[The input]
>>>>>

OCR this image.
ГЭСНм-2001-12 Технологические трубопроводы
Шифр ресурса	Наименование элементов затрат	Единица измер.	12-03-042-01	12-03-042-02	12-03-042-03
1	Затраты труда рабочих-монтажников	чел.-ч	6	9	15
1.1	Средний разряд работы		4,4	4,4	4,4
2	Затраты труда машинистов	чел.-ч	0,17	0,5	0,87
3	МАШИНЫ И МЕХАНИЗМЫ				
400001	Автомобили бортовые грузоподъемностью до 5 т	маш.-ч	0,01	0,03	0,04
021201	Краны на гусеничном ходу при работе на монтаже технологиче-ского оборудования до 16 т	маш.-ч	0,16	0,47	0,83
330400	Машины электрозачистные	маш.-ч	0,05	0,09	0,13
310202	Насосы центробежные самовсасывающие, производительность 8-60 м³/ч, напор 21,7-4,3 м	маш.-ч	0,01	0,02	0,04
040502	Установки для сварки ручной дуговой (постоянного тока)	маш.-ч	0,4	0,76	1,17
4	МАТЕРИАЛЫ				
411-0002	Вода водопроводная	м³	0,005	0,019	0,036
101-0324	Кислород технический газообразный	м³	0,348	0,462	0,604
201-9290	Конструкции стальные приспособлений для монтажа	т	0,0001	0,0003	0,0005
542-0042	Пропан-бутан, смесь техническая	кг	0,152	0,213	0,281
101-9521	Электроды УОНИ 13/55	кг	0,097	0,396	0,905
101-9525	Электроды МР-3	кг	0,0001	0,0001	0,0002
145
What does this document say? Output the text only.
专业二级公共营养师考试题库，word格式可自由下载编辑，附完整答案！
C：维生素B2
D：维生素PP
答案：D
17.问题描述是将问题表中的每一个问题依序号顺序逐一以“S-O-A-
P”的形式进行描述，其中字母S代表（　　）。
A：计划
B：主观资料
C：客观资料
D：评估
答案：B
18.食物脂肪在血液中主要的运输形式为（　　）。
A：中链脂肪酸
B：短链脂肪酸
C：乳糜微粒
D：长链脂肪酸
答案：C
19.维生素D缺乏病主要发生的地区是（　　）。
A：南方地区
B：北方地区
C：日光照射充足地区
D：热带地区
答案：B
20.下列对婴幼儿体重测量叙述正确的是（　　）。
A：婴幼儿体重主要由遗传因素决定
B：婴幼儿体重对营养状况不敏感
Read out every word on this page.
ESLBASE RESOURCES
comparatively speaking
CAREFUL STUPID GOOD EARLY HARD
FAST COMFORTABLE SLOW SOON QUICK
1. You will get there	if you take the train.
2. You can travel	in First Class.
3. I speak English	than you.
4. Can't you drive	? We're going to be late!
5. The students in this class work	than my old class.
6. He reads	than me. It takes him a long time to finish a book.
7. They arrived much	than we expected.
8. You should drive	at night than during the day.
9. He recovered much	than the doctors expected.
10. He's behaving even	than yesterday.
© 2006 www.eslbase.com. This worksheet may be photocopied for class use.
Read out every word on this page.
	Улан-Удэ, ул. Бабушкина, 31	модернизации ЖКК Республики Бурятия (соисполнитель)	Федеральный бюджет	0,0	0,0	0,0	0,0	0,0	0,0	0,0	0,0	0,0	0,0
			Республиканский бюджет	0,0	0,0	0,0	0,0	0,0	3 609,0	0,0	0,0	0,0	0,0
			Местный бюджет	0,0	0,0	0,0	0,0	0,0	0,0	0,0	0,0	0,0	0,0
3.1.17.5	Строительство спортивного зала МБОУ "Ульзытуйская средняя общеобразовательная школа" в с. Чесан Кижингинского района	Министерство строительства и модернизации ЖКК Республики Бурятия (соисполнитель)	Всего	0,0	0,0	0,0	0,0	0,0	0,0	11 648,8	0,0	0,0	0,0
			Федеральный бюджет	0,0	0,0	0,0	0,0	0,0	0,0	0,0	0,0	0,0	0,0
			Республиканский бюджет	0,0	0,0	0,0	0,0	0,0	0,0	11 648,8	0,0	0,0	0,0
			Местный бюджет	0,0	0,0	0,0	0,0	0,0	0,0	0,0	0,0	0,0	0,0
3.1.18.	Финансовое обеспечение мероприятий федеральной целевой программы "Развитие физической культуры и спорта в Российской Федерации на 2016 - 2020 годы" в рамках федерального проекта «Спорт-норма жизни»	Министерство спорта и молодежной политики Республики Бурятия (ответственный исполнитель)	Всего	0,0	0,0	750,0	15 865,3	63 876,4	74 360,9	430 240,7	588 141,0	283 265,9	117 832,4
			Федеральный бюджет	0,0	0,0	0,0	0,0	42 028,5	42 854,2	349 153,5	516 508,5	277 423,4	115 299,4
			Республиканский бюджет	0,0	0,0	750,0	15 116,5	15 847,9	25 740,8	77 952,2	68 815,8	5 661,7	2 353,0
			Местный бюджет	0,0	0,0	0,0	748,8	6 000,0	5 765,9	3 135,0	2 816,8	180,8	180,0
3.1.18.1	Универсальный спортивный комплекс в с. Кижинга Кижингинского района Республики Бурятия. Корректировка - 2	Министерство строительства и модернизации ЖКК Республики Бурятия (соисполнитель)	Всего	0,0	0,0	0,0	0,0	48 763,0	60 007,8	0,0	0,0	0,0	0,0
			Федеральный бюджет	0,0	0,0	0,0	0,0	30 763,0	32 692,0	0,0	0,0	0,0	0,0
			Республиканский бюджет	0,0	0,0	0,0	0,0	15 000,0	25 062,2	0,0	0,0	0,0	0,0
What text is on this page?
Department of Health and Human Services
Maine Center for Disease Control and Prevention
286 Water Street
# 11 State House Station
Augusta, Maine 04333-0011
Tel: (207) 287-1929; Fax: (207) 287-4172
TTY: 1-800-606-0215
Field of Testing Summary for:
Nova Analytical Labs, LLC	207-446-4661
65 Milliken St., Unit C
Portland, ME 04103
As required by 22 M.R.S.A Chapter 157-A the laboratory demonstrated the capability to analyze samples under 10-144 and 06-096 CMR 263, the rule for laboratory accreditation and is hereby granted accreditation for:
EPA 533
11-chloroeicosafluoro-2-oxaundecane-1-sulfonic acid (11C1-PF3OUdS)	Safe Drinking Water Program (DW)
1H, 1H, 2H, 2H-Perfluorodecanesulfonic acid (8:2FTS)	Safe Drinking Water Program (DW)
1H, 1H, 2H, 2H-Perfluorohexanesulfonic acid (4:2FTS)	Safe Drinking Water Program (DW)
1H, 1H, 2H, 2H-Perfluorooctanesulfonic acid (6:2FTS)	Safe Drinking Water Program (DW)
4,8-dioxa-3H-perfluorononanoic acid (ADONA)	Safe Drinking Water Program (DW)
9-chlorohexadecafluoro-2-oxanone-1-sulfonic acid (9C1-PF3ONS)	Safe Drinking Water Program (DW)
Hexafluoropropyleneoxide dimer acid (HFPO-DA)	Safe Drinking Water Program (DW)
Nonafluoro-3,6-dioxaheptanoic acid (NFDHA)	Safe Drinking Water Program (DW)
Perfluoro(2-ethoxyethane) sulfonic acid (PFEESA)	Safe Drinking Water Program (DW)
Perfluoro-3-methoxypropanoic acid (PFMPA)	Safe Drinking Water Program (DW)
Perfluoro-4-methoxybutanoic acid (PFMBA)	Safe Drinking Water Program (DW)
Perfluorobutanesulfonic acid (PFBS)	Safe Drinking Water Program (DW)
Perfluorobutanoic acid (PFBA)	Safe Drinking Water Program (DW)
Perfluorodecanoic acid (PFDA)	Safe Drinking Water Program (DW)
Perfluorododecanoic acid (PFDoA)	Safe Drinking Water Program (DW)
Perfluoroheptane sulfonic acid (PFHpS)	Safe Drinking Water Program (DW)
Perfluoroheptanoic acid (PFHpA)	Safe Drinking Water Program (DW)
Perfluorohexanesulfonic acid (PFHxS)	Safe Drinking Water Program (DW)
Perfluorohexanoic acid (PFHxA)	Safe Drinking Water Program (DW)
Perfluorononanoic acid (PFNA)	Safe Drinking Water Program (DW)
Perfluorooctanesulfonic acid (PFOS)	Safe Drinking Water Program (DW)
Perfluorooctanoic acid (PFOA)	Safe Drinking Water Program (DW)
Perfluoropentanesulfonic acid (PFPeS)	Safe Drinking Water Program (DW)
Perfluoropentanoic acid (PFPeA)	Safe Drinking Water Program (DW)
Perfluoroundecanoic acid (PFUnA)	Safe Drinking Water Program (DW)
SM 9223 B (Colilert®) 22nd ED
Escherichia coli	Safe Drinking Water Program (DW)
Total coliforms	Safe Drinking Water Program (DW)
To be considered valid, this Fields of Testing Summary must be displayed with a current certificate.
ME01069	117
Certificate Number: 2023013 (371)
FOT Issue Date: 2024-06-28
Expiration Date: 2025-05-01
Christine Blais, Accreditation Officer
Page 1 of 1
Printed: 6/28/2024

<<<<<

[Task to carry out] Pick out each line containing "Затраты" and report it.

[Output]
1	Затраты труда рабочих-монтажников	чел.-ч	6	9	15
2	Затраты труда машинистов	чел.-ч	0,17	0,5	0,87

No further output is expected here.